*Texto fornecido*.
#####

Vídeos gravados por criminosos mostram a engrenagem por trás das falsas centrais de atendimento bancário e revelam como atuam os golpistas
Vídeos gravados pelos próprios integrantes de organizadas redes criminosas trouxeram à tona o funcionamento detalhado dos golpes da “falsa central de atendimento bancário”. Com o auxílio de simulações computadorizadas, voz profissional e até scripts de abordagem psicológica, criminosos conseguem se passar por gerentes ou agentes de segurança de grandes instituições financeiras para enganar correntistas e esvaziar contas de forma praticamente invisível.
As apurações policiais recentes expõem a divisão de tarefas dentro dessas quadrilhas, que operam em diferentes estados do país. Enquanto operadores realizam as chamadas usando falsos protocolos de atendimento e dados privilegiados das vítimas, recrutadores cooptam “laranjas” para emprestar ou alugar contas bancárias. Em desdobramentos operacionais contra essa prática, três suspeitos — Riany Carla de Almeida Ewald, Michael Arcanjo Goedert Mais e Renato Marcelino Cazaroto — foram presos pelas forças de segurança após movimentarem valores desviados de um médico idoso de Goiânia, evidenciando o alcance interestadual do esquema.

#####

*Dados registrados*.

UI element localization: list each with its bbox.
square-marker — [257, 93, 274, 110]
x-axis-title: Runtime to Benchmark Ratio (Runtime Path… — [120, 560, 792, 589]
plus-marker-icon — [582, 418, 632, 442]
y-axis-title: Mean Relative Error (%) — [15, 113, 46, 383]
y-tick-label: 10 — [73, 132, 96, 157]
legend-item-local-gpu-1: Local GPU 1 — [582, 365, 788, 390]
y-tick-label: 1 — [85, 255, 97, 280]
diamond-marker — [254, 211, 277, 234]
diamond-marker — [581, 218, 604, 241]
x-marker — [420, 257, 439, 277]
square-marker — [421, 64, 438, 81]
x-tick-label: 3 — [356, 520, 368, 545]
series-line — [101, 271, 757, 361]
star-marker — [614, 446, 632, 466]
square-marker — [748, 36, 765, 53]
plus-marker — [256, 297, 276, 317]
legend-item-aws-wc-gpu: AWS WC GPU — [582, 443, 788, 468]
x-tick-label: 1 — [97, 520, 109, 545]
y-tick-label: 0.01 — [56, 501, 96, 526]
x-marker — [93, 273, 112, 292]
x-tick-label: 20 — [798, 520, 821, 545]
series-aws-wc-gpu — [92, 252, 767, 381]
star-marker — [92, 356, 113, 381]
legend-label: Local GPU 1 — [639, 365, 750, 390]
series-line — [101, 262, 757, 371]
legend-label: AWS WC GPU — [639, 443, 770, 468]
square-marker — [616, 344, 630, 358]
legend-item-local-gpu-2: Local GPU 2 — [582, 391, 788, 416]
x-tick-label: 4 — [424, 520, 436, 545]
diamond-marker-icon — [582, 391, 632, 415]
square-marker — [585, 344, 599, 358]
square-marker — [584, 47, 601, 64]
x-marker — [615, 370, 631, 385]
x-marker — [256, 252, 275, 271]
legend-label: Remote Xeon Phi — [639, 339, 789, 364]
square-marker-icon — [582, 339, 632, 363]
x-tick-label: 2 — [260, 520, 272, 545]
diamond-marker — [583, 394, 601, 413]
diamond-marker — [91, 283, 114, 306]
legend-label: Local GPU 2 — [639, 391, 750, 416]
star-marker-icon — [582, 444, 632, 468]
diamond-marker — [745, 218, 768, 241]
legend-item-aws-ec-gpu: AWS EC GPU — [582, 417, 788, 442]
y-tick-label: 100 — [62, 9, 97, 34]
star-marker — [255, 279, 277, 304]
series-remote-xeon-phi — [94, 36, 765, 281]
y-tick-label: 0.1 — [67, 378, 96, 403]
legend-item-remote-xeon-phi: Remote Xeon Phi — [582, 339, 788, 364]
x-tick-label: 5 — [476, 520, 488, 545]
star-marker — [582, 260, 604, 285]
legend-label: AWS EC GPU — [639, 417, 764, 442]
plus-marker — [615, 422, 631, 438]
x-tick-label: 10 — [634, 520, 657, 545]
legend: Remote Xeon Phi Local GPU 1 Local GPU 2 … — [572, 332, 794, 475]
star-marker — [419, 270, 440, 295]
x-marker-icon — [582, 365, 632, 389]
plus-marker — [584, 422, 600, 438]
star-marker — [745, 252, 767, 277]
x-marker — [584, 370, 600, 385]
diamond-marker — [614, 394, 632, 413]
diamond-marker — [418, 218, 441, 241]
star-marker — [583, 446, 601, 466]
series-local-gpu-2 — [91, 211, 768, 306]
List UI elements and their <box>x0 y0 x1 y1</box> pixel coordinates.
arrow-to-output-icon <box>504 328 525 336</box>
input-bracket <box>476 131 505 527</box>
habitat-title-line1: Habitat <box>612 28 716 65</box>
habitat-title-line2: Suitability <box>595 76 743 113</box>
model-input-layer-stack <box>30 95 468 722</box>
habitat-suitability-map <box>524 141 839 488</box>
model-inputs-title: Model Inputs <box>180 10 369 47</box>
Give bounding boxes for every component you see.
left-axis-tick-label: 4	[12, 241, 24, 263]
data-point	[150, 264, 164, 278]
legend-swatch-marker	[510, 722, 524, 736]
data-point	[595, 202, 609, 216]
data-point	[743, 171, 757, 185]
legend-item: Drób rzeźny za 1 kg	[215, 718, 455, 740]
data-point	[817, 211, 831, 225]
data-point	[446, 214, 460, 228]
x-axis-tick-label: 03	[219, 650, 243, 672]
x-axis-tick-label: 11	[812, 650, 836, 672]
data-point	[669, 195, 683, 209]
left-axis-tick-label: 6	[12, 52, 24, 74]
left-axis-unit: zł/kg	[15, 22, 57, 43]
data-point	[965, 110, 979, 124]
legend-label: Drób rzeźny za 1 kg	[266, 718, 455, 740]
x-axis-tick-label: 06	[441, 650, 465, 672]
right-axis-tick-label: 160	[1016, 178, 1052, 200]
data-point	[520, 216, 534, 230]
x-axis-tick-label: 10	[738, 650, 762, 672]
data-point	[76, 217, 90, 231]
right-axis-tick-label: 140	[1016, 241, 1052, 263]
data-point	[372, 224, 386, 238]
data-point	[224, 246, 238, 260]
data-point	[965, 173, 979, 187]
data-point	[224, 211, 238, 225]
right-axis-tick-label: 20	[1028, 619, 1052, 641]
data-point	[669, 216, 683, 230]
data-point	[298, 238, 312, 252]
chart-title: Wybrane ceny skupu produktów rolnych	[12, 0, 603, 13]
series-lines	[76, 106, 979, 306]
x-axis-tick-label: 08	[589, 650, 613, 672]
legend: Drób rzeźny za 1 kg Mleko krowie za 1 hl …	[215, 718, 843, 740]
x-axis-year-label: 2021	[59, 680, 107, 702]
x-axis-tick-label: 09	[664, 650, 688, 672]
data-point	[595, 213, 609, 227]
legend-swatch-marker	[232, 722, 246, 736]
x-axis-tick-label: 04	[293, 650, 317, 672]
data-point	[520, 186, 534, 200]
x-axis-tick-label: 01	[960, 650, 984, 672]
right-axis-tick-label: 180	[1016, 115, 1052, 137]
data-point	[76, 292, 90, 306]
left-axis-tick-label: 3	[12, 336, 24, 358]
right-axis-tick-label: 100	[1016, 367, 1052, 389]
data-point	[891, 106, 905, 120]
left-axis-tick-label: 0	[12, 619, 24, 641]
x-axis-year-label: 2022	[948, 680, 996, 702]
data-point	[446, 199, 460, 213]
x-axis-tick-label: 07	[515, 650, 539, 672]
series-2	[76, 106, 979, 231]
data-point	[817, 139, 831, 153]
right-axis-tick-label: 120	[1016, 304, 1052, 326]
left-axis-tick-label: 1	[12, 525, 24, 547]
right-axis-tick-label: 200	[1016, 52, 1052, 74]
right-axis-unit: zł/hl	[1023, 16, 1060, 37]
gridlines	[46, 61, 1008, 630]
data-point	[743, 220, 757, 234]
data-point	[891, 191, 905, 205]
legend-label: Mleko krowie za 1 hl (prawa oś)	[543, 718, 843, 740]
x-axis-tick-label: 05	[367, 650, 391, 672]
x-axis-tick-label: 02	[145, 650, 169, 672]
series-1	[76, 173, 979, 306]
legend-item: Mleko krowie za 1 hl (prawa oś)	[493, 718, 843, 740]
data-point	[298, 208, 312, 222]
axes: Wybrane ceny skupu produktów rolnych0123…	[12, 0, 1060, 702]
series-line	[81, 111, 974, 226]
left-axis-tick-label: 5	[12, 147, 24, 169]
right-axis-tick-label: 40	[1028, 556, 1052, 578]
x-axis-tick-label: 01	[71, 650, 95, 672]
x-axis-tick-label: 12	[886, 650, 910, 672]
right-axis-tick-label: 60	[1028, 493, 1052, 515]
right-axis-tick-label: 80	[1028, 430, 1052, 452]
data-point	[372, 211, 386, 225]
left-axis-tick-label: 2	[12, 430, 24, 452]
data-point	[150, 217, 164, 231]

#####

*Enunciado 1*.
No texto sobre o golpe da falsa central de atendimento bancário, de quem foram desviados os valores movimentados pelos três suspeitos presos?
*Enunciado 2*.
Prossiga com o texto sobre o golpe da falsa central de atendimento bancário a partir do ponto em que ele termina.

*Resposta 1*.
De um médico idoso de Goiânia.

*Resposta 2*.
De acordo com as investigações da Polícia Civil e orientações da Federação Brasileira de Bancos (Febraban), a abordagem se baseia no medo da vítima de sofrer uma perda financeira. Os criminosos ligam informando sobre uma suposta transação suspeita ou compra indevida no cartão de crédito. A partir disso, orientam a vítima a acessar o aplicativo do banco ou clicar em links enviados por mensagem para supostamente “cancelar a operação” ou “proteger a conta”. Na realidade, esses procedimentos autorizam transferências via Pix, financiamentos e retiradas de limites pré-aprovados.
Para se proteger desse tipo de fraude, a orientação das autoridades e dos órgãos de defesa do consumidor é clara:
- Nunca forneça senhas ou códigos: Bancos não solicitam senhas, tokens de validação ou códigos recebidos por SMS em ligações telefônicas.
- Não faça transferências de emergência: As instituições financeiras jamais pedem para o cliente transferir recursos para contas de terceiros como medida de segurança.
- Desconfie do número no visor: Golpistas usam tecnologia de mascaramento de número (como o chamado spoofing) para fazer parecer que a chamada vem da central oficial do banco.
- Desconecte e ligue de outro aparelho: Ao suspeitar de uma abordagem, desligue a chamada imediatamente e entre em contato com o canal oficial do seu banco digitando manualmente o número constante no verso do cartão.